## REQUIRED TASK:
Copy the full set of lines exactly as given.

## MATERIAL PROVIDED:
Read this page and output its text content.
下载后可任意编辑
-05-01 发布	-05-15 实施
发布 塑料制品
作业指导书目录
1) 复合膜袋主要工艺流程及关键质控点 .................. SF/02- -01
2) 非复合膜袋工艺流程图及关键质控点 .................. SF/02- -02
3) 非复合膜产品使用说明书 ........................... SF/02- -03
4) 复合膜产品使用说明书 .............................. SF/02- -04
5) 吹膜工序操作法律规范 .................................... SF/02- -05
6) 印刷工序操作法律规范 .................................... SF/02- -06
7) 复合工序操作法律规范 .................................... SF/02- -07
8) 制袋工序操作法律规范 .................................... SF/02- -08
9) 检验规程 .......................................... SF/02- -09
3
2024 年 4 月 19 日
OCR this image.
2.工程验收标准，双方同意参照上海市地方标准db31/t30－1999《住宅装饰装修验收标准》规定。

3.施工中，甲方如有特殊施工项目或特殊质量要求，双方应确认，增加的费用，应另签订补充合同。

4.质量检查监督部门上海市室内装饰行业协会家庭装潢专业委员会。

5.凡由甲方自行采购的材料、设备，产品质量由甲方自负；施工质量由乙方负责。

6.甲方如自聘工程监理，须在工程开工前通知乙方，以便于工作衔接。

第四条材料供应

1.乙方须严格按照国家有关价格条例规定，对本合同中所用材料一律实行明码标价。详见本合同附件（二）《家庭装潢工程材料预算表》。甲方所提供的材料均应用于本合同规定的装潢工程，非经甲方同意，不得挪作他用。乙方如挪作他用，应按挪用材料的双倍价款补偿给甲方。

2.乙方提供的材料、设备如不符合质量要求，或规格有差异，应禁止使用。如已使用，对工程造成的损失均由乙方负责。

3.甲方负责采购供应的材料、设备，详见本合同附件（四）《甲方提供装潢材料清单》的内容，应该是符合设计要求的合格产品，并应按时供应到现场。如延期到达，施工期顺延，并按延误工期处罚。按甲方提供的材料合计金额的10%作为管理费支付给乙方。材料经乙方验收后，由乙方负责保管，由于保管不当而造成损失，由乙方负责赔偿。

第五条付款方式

## OUTPUT FOR THIS TASK:
Read this page and output its text content.
下载后可任意编辑
-05-01 发布	-05-15 实施
发布 塑料制品
作业指导书目录
1) 复合膜袋主要工艺流程及关键质控点 .................. SF/02- -01
2) 非复合膜袋工艺流程图及关键质控点 .................. SF/02- -02
3) 非复合膜产品使用说明书 ........................... SF/02- -03
4) 复合膜产品使用说明书 .............................. SF/02- -04
5) 吹膜工序操作法律规范 .................................... SF/02- -05
6) 印刷工序操作法律规范 .................................... SF/02- -06
7) 复合工序操作法律规范 .................................... SF/02- -07
8) 制袋工序操作法律规范 .................................... SF/02- -08
9) 检验规程 .......................................... SF/02- -09
3
2024 年 4 月 19 日
OCR this image.
2.工程验收标准，双方同意参照上海市地方标准db31/t30－1999《住宅装饰装修验收标准》规定。

3.施工中，甲方如有特殊施工项目或特殊质量要求，双方应确认，增加的费用，应另签订补充合同。

4.质量检查监督部门上海市室内装饰行业协会家庭装潢专业委员会。

5.凡由甲方自行采购的材料、设备，产品质量由甲方自负；施工质量由乙方负责。

6.甲方如自聘工程监理，须在工程开工前通知乙方，以便于工作衔接。

第四条材料供应

1.乙方须严格按照国家有关价格条例规定，对本合同中所用材料一律实行明码标价。详见本合同附件（二）《家庭装潢工程材料预算表》。甲方所提供的材料均应用于本合同规定的装潢工程，非经甲方同意，不得挪作他用。乙方如挪作他用，应按挪用材料的双倍价款补偿给甲方。

2.乙方提供的材料、设备如不符合质量要求，或规格有差异，应禁止使用。如已使用，对工程造成的损失均由乙方负责。

3.甲方负责采购供应的材料、设备，详见本合同附件（四）《甲方提供装潢材料清单》的内容，应该是符合设计要求的合格产品，并应按时供应到现场。如延期到达，施工期顺延，并按延误工期处罚。按甲方提供的材料合计金额的10%作为管理费支付给乙方。材料经乙方验收后，由乙方负责保管，由于保管不当而造成损失，由乙方负责赔偿。

第五条付款方式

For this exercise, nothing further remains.